_Instructions for the task_. Restate each of the lines below word for word and drop every picture.

:::::

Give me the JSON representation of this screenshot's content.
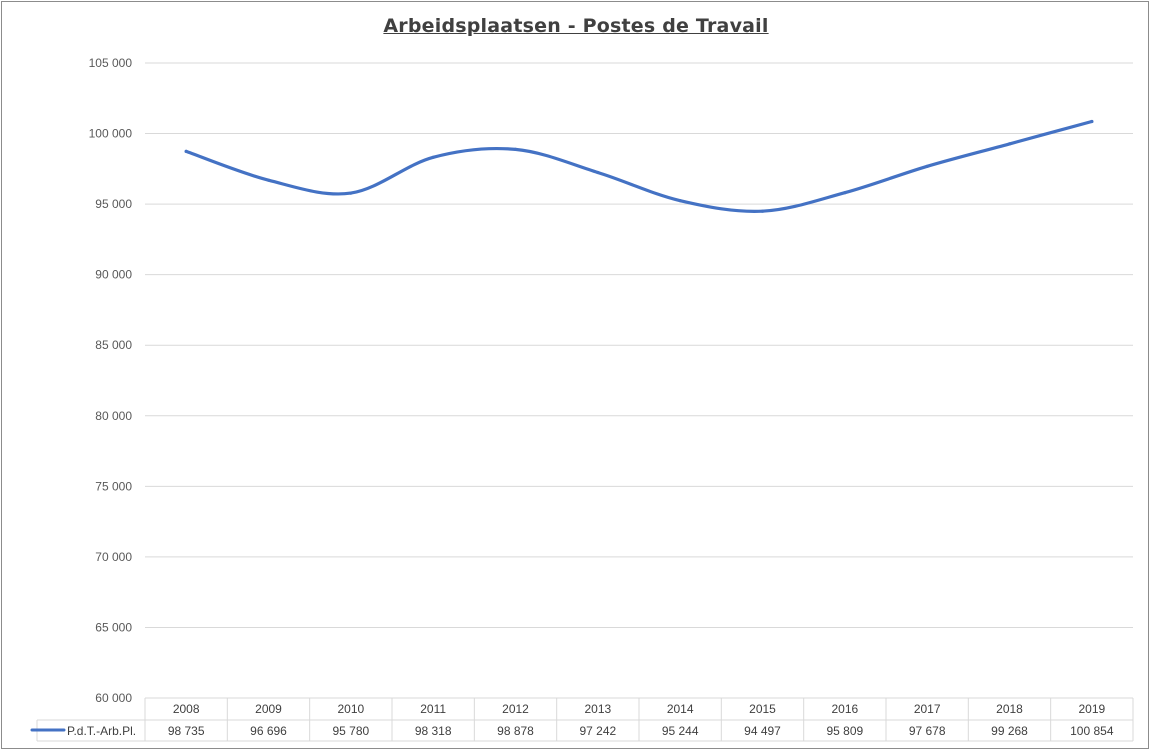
{
  "chart_data": {
    "type": "line",
    "title": "Arbeidsplaatsen - Postes de Travail",
    "categories": [
      "2008",
      "2009",
      "2010",
      "2011",
      "2012",
      "2013",
      "2014",
      "2015",
      "2016",
      "2017",
      "2018",
      "2019"
    ],
    "series": [
      {
        "name": "P.d.T.-Arb.Pl.",
        "values": [
          98735,
          96696,
          95780,
          98318,
          98878,
          97242,
          95244,
          94497,
          95809,
          97678,
          99268,
          100854
        ],
        "value_labels": [
          "98 735",
          "96 696",
          "95 780",
          "98 318",
          "98 878",
          "97 242",
          "95 244",
          "94 497",
          "95 809",
          "97 678",
          "99 268",
          "100 854"
        ]
      }
    ],
    "ylim": [
      60000,
      105000
    ],
    "yticks": [
      60000,
      65000,
      70000,
      75000,
      80000,
      85000,
      90000,
      95000,
      100000,
      105000
    ],
    "ytick_labels": [
      "60 000",
      "65 000",
      "70 000",
      "75 000",
      "80 000",
      "85 000",
      "90 000",
      "95 000",
      "100 000",
      "105 000"
    ],
    "grid": true,
    "legend": "data-table",
    "smooth": true,
    "colors": {
      "line": "#4472c4",
      "grid": "#d9d9d9",
      "text": "#595959"
    }
  }
}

:::::

_Full answer_.
Give me the JSON representation of this screenshot's content.
{
  "chart_data": {
    "type": "line",
    "title": "Arbeidsplaatsen - Postes de Travail",
    "categories": [
      "2008",
      "2009",
      "2010",
      "2011",
      "2012",
      "2013",
      "2014",
      "2015",
      "2016",
      "2017",
      "2018",
      "2019"
    ],
    "series": [
      {
        "name": "P.d.T.-Arb.Pl.",
        "values": [
          98735,
          96696,
          95780,
          98318,
          98878,
          97242,
          95244,
          94497,
          95809,
          97678,
          99268,
          100854
        ],
        "value_labels": [
          "98 735",
          "96 696",
          "95 780",
          "98 318",
          "98 878",
          "97 242",
          "95 244",
          "94 497",
          "95 809",
          "97 678",
          "99 268",
          "100 854"
        ]
      }
    ],
    "ylim": [
      60000,
      105000
    ],
    "yticks": [
      60000,
      65000,
      70000,
      75000,
      80000,
      85000,
      90000,
      95000,
      100000,
      105000
    ],
    "ytick_labels": [
      "60 000",
      "65 000",
      "70 000",
      "75 000",
      "80 000",
      "85 000",
      "90 000",
      "95 000",
      "100 000",
      "105 000"
    ],
    "grid": true,
    "legend": "data-table",
    "smooth": true,
    "colors": {
      "line": "#4472c4",
      "grid": "#d9d9d9",
      "text": "#595959"
    }
  }
}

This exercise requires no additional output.